BEGIN Task inputs
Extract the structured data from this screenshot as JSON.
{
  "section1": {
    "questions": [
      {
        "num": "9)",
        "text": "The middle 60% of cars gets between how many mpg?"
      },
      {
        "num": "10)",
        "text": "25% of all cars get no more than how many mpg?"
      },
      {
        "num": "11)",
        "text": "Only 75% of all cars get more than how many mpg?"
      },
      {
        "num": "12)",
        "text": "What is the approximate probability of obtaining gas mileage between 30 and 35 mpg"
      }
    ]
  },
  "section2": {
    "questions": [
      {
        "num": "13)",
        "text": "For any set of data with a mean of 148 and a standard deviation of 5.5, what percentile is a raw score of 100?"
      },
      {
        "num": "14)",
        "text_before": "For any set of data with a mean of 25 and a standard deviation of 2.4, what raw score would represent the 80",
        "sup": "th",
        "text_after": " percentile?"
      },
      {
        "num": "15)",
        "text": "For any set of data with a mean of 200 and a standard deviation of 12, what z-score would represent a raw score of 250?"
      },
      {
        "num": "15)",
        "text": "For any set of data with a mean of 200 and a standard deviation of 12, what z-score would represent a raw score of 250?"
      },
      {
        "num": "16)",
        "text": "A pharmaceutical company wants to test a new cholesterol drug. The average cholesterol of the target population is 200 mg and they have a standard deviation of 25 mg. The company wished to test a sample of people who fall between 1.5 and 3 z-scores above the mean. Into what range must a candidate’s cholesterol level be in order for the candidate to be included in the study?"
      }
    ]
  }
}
END Task inputs
BEGIN Task inputs
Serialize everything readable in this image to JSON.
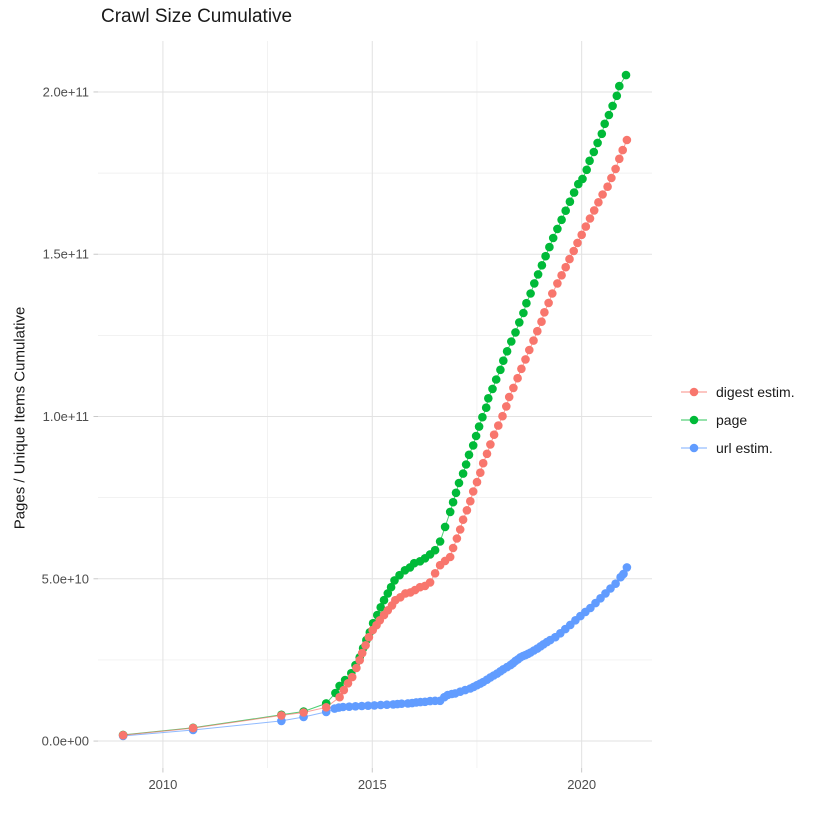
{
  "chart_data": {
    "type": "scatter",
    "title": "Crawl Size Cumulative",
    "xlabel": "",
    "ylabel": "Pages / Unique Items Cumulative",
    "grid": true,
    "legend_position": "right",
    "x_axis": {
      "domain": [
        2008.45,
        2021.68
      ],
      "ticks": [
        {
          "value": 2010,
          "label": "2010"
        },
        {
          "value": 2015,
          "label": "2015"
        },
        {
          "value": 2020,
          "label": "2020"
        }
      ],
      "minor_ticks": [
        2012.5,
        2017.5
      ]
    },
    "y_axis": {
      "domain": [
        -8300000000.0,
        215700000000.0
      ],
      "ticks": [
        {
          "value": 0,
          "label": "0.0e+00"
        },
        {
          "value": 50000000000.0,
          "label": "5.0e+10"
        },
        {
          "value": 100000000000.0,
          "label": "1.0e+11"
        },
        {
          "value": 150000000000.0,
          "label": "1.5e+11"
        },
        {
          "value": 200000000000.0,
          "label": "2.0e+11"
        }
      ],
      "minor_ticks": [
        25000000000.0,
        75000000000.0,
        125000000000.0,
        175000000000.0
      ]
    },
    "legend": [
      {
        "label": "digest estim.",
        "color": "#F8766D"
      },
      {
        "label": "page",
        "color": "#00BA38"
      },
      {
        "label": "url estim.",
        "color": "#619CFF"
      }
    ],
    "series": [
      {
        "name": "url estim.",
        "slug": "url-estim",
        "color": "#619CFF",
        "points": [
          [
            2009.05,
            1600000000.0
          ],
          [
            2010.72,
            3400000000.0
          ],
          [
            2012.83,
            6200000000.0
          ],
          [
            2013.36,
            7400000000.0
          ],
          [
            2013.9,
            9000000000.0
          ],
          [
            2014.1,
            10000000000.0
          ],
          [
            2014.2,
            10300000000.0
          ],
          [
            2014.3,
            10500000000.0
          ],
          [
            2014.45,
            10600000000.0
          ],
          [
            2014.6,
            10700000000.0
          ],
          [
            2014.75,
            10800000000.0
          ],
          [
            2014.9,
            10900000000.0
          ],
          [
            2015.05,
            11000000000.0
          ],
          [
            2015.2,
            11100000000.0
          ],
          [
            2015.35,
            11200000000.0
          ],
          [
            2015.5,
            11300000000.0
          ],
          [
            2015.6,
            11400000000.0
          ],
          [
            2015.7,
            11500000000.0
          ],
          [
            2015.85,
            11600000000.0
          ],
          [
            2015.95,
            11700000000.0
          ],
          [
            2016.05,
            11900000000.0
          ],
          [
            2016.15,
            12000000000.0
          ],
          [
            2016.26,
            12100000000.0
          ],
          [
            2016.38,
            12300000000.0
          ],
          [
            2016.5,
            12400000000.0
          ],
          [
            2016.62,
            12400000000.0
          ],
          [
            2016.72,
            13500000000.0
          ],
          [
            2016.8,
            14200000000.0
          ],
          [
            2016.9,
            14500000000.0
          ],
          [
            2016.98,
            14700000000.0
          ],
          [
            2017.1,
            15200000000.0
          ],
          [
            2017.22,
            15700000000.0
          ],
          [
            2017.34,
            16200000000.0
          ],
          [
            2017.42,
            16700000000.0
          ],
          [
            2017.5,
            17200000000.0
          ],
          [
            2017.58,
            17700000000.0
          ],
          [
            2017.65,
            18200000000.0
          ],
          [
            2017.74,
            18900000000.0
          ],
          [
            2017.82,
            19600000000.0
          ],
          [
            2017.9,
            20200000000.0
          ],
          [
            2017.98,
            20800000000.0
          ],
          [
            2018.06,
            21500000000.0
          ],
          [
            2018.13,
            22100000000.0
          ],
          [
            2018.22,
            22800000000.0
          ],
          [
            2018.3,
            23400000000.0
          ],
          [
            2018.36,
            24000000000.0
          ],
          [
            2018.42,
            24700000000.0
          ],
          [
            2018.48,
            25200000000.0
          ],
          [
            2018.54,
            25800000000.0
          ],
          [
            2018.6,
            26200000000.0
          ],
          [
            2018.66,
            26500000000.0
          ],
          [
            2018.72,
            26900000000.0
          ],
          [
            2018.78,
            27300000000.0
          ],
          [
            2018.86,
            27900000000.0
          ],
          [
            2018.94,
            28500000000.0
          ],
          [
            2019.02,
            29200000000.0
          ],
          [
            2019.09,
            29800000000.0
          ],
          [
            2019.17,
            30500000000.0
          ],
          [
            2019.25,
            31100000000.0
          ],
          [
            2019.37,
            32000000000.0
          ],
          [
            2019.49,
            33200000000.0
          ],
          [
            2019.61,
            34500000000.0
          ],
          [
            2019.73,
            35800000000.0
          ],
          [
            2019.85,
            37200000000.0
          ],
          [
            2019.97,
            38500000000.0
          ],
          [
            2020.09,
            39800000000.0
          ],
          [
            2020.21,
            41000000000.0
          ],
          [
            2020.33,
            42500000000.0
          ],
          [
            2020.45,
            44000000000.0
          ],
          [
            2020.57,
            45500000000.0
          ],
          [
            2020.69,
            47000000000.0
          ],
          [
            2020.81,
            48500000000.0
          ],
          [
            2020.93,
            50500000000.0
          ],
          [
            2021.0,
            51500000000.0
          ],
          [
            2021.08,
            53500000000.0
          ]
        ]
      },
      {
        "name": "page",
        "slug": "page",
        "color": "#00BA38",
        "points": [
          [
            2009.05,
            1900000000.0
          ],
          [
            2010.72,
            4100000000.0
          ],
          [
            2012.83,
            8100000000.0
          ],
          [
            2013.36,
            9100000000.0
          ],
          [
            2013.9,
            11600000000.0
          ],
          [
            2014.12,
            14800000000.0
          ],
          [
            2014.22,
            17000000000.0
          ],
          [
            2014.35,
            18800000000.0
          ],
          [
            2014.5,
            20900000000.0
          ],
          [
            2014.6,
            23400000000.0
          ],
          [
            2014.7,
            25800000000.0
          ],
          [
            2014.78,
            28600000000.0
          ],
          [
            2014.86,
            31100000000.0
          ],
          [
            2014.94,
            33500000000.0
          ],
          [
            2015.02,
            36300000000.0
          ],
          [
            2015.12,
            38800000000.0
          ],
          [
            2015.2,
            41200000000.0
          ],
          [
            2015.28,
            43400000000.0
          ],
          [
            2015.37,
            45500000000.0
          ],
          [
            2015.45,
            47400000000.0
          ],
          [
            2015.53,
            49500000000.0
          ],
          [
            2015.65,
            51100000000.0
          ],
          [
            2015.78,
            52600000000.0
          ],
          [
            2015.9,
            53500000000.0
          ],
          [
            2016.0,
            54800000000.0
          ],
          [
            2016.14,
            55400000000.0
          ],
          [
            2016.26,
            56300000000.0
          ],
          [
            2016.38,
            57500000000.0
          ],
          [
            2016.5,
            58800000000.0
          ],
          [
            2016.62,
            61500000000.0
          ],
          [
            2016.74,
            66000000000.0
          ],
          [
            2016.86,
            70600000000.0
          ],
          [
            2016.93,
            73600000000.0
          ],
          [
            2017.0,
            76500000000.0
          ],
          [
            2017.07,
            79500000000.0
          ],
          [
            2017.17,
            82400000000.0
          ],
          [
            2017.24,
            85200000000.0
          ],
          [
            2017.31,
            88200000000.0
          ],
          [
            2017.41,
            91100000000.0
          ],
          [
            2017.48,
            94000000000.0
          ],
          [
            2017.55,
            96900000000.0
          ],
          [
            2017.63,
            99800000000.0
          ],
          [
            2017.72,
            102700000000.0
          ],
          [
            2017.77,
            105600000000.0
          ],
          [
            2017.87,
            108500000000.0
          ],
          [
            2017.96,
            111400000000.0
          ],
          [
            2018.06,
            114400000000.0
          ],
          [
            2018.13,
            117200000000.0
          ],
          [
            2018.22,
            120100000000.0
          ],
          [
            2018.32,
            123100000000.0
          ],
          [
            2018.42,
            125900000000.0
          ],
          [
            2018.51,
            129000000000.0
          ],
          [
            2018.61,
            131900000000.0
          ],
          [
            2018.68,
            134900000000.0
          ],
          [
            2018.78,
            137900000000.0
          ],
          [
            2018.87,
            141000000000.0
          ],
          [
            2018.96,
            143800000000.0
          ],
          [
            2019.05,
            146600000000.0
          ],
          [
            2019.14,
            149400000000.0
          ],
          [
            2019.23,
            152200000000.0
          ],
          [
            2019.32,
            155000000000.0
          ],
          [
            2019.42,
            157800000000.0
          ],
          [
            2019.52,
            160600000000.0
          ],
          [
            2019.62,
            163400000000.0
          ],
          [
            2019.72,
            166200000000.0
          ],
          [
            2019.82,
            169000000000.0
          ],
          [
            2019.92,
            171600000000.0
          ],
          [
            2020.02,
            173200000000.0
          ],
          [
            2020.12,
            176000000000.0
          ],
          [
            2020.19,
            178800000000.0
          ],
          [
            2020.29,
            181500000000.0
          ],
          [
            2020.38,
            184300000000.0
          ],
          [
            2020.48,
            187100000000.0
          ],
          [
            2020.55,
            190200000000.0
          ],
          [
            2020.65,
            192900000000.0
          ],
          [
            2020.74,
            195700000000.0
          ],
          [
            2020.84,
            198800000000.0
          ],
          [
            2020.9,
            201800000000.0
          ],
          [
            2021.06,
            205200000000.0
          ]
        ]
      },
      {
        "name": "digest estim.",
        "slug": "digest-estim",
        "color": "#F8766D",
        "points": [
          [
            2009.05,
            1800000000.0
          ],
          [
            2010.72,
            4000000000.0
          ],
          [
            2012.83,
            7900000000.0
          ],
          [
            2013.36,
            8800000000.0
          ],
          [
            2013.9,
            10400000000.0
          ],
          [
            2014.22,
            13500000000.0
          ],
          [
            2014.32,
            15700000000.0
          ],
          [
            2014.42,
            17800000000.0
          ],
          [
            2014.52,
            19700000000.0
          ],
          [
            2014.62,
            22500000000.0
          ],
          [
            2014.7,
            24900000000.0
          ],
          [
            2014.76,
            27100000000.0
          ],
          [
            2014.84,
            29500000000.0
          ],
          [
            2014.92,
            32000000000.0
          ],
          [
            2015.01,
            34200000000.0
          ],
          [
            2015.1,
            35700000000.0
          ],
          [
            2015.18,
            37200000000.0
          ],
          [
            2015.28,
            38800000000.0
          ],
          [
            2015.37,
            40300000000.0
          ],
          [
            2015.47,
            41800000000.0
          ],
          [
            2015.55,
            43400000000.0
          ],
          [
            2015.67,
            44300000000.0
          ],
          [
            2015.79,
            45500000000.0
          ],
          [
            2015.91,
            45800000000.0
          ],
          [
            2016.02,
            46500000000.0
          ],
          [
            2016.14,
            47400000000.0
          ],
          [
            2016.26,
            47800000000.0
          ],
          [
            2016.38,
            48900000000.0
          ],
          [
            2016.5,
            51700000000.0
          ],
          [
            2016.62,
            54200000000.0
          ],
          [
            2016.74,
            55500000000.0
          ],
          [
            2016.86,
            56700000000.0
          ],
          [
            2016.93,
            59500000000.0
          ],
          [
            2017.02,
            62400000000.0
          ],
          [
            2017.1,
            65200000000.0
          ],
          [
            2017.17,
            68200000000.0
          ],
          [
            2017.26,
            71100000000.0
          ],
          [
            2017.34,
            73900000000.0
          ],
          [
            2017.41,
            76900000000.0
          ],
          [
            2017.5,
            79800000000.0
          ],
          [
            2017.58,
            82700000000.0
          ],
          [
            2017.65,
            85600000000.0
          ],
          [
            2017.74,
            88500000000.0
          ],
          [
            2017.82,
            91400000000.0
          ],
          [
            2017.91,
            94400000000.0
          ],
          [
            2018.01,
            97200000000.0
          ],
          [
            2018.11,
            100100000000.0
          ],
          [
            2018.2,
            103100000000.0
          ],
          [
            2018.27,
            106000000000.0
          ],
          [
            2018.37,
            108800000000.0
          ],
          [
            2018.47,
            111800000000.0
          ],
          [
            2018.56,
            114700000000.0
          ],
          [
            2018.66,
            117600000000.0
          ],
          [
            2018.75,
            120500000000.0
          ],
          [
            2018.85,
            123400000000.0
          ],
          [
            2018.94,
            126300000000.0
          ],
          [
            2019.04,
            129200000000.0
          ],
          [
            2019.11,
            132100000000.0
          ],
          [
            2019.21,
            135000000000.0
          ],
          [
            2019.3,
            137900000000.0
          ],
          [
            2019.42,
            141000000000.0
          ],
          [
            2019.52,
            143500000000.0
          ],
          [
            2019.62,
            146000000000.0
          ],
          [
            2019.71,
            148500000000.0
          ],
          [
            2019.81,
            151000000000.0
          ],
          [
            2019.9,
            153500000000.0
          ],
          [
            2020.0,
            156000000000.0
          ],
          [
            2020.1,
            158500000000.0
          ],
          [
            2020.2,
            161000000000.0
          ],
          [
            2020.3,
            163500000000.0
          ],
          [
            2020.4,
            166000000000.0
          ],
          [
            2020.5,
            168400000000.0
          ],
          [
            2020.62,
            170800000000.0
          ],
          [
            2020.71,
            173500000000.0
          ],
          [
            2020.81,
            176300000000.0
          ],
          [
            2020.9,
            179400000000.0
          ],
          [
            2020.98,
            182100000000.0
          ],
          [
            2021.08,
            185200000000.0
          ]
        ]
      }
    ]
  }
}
END Task inputs
*Given request*:
In the listing, find each line with the string "estim" and copy it.

*Response*:
        "label": "digest estim.",
        "label": "url estim.",
        "name": "url estim.",
        "slug": "url-estim",
        "name": "digest estim.",
        "slug": "digest-estim",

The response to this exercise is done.